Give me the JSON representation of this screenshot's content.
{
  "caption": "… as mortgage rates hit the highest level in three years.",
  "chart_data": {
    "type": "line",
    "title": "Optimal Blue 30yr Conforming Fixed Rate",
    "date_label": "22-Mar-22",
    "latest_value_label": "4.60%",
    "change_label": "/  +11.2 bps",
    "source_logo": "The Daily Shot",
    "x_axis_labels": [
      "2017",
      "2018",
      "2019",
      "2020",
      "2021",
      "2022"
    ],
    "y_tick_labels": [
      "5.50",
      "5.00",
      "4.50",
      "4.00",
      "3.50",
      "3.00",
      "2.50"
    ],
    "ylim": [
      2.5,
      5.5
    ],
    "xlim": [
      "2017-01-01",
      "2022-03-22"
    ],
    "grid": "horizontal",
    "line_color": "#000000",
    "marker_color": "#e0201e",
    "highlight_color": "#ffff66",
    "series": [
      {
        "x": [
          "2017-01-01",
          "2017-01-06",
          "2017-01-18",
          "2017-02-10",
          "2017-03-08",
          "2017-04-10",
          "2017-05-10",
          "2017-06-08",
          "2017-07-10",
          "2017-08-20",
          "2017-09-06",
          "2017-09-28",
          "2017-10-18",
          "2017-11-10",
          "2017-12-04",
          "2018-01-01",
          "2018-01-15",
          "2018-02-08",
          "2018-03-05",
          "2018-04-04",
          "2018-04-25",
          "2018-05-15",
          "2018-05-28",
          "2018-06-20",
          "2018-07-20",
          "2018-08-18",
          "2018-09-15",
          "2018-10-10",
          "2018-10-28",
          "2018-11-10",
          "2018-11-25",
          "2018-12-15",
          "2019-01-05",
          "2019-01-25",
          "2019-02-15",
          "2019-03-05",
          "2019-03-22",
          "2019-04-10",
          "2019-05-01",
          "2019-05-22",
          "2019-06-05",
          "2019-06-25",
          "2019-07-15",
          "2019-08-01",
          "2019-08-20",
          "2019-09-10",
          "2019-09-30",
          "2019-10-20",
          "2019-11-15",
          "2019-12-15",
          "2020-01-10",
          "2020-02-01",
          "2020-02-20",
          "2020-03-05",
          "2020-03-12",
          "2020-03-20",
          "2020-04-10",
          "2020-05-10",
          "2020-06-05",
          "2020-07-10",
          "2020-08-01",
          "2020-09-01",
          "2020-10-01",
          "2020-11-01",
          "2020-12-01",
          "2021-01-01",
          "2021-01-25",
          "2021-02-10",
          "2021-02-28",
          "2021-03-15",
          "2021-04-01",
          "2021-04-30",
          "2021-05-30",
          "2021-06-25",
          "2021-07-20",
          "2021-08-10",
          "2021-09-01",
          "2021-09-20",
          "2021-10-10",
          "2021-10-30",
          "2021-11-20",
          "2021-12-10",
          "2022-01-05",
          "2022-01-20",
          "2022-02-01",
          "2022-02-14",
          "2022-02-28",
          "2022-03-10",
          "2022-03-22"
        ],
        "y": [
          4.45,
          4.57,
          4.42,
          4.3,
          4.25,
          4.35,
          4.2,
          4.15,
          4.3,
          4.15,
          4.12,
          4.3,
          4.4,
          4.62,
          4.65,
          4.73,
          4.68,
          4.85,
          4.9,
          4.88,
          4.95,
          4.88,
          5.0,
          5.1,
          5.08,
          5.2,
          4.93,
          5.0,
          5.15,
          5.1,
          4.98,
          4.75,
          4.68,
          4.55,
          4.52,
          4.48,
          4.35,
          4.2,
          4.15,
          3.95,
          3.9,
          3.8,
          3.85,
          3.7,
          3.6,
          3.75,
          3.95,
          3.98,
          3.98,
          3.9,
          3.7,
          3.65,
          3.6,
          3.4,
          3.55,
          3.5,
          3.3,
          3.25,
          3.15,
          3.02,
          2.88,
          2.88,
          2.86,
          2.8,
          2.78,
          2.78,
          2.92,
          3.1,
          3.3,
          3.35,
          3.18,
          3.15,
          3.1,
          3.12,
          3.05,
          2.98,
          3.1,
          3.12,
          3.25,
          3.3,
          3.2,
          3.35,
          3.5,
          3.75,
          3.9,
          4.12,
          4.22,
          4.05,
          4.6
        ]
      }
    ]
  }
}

---------------

• **DIRECTION**
Repeat the lines above exactly.

• **WRITTEN ANSWER**
Give me the JSON representation of this screenshot's content.
{
  "caption": "… as mortgage rates hit the highest level in three years.",
  "chart_data": {
    "type": "line",
    "title": "Optimal Blue 30yr Conforming Fixed Rate",
    "date_label": "22-Mar-22",
    "latest_value_label": "4.60%",
    "change_label": "/  +11.2 bps",
    "source_logo": "The Daily Shot",
    "x_axis_labels": [
      "2017",
      "2018",
      "2019",
      "2020",
      "2021",
      "2022"
    ],
    "y_tick_labels": [
      "5.50",
      "5.00",
      "4.50",
      "4.00",
      "3.50",
      "3.00",
      "2.50"
    ],
    "ylim": [
      2.5,
      5.5
    ],
    "xlim": [
      "2017-01-01",
      "2022-03-22"
    ],
    "grid": "horizontal",
    "line_color": "#000000",
    "marker_color": "#e0201e",
    "highlight_color": "#ffff66",
    "series": [
      {
        "x": [
          "2017-01-01",
          "2017-01-06",
          "2017-01-18",
          "2017-02-10",
          "2017-03-08",
          "2017-04-10",
          "2017-05-10",
          "2017-06-08",
          "2017-07-10",
          "2017-08-20",
          "2017-09-06",
          "2017-09-28",
          "2017-10-18",
          "2017-11-10",
          "2017-12-04",
          "2018-01-01",
          "2018-01-15",
          "2018-02-08",
          "2018-03-05",
          "2018-04-04",
          "2018-04-25",
          "2018-05-15",
          "2018-05-28",
          "2018-06-20",
          "2018-07-20",
          "2018-08-18",
          "2018-09-15",
          "2018-10-10",
          "2018-10-28",
          "2018-11-10",
          "2018-11-25",
          "2018-12-15",
          "2019-01-05",
          "2019-01-25",
          "2019-02-15",
          "2019-03-05",
          "2019-03-22",
          "2019-04-10",
          "2019-05-01",
          "2019-05-22",
          "2019-06-05",
          "2019-06-25",
          "2019-07-15",
          "2019-08-01",
          "2019-08-20",
          "2019-09-10",
          "2019-09-30",
          "2019-10-20",
          "2019-11-15",
          "2019-12-15",
          "2020-01-10",
          "2020-02-01",
          "2020-02-20",
          "2020-03-05",
          "2020-03-12",
          "2020-03-20",
          "2020-04-10",
          "2020-05-10",
          "2020-06-05",
          "2020-07-10",
          "2020-08-01",
          "2020-09-01",
          "2020-10-01",
          "2020-11-01",
          "2020-12-01",
          "2021-01-01",
          "2021-01-25",
          "2021-02-10",
          "2021-02-28",
          "2021-03-15",
          "2021-04-01",
          "2021-04-30",
          "2021-05-30",
          "2021-06-25",
          "2021-07-20",
          "2021-08-10",
          "2021-09-01",
          "2021-09-20",
          "2021-10-10",
          "2021-10-30",
          "2021-11-20",
          "2021-12-10",
          "2022-01-05",
          "2022-01-20",
          "2022-02-01",
          "2022-02-14",
          "2022-02-28",
          "2022-03-10",
          "2022-03-22"
        ],
        "y": [
          4.45,
          4.57,
          4.42,
          4.3,
          4.25,
          4.35,
          4.2,
          4.15,
          4.3,
          4.15,
          4.12,
          4.3,
          4.4,
          4.62,
          4.65,
          4.73,
          4.68,
          4.85,
          4.9,
          4.88,
          4.95,
          4.88,
          5.0,
          5.1,
          5.08,
          5.2,
          4.93,
          5.0,
          5.15,
          5.1,
          4.98,
          4.75,
          4.68,
          4.55,
          4.52,
          4.48,
          4.35,
          4.2,
          4.15,
          3.95,
          3.9,
          3.8,
          3.85,
          3.7,
          3.6,
          3.75,
          3.95,
          3.98,
          3.98,
          3.9,
          3.7,
          3.65,
          3.6,
          3.4,
          3.55,
          3.5,
          3.3,
          3.25,
          3.15,
          3.02,
          2.88,
          2.88,
          2.86,
          2.8,
          2.78,
          2.78,
          2.92,
          3.1,
          3.3,
          3.35,
          3.18,
          3.15,
          3.1,
          3.12,
          3.05,
          2.98,
          3.1,
          3.12,
          3.25,
          3.3,
          3.2,
          3.35,
          3.5,
          3.75,
          3.9,
          4.12,
          4.22,
          4.05,
          4.6
        ]
      }
    ]
  }
}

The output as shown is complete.